* THE INPUT:

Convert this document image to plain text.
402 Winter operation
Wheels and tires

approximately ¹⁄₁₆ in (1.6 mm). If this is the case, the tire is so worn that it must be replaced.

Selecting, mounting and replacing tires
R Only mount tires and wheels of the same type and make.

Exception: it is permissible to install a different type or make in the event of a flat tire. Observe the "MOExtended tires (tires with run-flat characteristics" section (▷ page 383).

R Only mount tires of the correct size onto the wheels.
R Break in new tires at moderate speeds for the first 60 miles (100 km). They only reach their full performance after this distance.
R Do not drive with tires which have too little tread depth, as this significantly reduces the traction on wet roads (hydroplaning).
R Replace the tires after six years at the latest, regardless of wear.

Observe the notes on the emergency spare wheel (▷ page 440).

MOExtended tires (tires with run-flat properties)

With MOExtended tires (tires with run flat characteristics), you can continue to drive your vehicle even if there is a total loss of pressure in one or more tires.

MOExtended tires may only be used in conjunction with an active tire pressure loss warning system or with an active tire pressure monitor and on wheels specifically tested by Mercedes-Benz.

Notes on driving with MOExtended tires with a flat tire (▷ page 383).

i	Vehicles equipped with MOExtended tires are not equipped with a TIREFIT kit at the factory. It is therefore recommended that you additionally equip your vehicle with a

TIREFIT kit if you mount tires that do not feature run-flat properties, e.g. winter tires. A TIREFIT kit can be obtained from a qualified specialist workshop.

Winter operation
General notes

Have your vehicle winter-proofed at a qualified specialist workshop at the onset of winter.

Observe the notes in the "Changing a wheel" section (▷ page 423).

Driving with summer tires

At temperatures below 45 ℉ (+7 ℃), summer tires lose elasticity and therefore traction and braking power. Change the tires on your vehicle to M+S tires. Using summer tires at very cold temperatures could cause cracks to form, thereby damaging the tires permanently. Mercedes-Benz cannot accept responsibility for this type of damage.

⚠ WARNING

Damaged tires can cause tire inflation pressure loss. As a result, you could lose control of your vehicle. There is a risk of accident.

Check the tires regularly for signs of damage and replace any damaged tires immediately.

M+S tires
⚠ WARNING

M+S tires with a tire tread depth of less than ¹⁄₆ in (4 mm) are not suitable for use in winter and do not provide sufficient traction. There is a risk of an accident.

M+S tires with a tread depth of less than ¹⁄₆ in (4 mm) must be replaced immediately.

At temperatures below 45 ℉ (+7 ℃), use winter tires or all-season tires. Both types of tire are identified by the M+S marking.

* PROBLEM DESCRIPTION: Return every record above exactly as it appears.

* RESPONSE BELOW:
Convert this document image to plain text.
402 Winter operation
Wheels and tires

approximately ¹⁄₁₆ in (1.6 mm). If this is the case, the tire is so worn that it must be replaced.

Selecting, mounting and replacing tires
R Only mount tires and wheels of the same type and make.

Exception: it is permissible to install a different type or make in the event of a flat tire. Observe the "MOExtended tires (tires with run-flat characteristics" section (▷ page 383).

R Only mount tires of the correct size onto the wheels.
R Break in new tires at moderate speeds for the first 60 miles (100 km). They only reach their full performance after this distance.
R Do not drive with tires which have too little tread depth, as this significantly reduces the traction on wet roads (hydroplaning).
R Replace the tires after six years at the latest, regardless of wear.

Observe the notes on the emergency spare wheel (▷ page 440).

MOExtended tires (tires with run-flat properties)

With MOExtended tires (tires with run flat characteristics), you can continue to drive your vehicle even if there is a total loss of pressure in one or more tires.

MOExtended tires may only be used in conjunction with an active tire pressure loss warning system or with an active tire pressure monitor and on wheels specifically tested by Mercedes-Benz.

Notes on driving with MOExtended tires with a flat tire (▷ page 383).

i	Vehicles equipped with MOExtended tires are not equipped with a TIREFIT kit at the factory. It is therefore recommended that you additionally equip your vehicle with a

TIREFIT kit if you mount tires that do not feature run-flat properties, e.g. winter tires. A TIREFIT kit can be obtained from a qualified specialist workshop.

Winter operation
General notes

Have your vehicle winter-proofed at a qualified specialist workshop at the onset of winter.

Observe the notes in the "Changing a wheel" section (▷ page 423).

Driving with summer tires

At temperatures below 45 ℉ (+7 ℃), summer tires lose elasticity and therefore traction and braking power. Change the tires on your vehicle to M+S tires. Using summer tires at very cold temperatures could cause cracks to form, thereby damaging the tires permanently. Mercedes-Benz cannot accept responsibility for this type of damage.

⚠ WARNING

Damaged tires can cause tire inflation pressure loss. As a result, you could lose control of your vehicle. There is a risk of accident.

Check the tires regularly for signs of damage and replace any damaged tires immediately.

M+S tires
⚠ WARNING

M+S tires with a tire tread depth of less than ¹⁄₆ in (4 mm) are not suitable for use in winter and do not provide sufficient traction. There is a risk of an accident.

M+S tires with a tread depth of less than ¹⁄₆ in (4 mm) must be replaced immediately.

At temperatures below 45 ℉ (+7 ℃), use winter tires or all-season tires. Both types of tire are identified by the M+S marking.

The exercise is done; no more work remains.